_Direction_.
Look for the string "text" in the lines and copy each line that has it.

_The input_.
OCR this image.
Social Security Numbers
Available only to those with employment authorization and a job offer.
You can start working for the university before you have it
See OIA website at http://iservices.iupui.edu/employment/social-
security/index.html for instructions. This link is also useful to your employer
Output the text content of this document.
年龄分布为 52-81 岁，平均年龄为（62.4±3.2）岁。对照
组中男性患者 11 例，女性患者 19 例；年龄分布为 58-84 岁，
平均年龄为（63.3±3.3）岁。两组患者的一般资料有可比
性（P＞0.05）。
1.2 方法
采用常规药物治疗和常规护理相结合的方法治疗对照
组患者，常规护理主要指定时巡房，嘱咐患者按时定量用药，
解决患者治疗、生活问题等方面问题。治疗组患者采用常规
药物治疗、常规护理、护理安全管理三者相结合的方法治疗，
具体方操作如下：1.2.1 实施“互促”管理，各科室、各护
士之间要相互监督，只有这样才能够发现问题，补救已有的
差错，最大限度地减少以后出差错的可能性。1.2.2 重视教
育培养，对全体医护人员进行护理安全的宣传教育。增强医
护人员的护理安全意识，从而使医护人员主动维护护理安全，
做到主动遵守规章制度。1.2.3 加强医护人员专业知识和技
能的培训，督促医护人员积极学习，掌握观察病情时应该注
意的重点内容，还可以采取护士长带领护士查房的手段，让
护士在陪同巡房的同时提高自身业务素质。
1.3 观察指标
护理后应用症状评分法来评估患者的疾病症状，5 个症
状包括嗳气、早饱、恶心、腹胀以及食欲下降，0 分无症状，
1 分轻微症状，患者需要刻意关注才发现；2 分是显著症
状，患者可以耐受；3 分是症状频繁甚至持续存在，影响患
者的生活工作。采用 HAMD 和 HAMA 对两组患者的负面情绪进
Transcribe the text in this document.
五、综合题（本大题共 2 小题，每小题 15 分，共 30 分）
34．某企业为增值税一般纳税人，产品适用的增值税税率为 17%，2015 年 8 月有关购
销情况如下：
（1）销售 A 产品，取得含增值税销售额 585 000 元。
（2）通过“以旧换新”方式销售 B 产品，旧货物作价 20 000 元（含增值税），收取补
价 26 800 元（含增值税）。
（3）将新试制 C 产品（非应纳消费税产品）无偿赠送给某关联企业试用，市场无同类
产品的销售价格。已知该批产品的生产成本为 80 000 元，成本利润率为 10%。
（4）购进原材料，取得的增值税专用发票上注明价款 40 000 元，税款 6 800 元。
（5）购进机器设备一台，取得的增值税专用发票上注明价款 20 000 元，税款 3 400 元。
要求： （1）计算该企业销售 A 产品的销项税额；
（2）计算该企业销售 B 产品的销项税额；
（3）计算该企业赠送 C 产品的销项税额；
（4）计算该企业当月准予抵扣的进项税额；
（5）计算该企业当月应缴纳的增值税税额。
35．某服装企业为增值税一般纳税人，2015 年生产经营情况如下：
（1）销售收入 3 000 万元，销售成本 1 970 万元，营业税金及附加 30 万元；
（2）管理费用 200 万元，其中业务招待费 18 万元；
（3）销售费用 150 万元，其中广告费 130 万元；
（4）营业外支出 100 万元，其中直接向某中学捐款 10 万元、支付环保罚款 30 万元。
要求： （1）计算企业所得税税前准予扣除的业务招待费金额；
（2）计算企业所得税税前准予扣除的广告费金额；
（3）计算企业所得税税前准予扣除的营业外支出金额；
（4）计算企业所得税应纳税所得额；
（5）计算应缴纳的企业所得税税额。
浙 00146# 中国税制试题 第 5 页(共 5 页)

_Solution below_.
Output the text content of this document.
Transcribe the text in this document.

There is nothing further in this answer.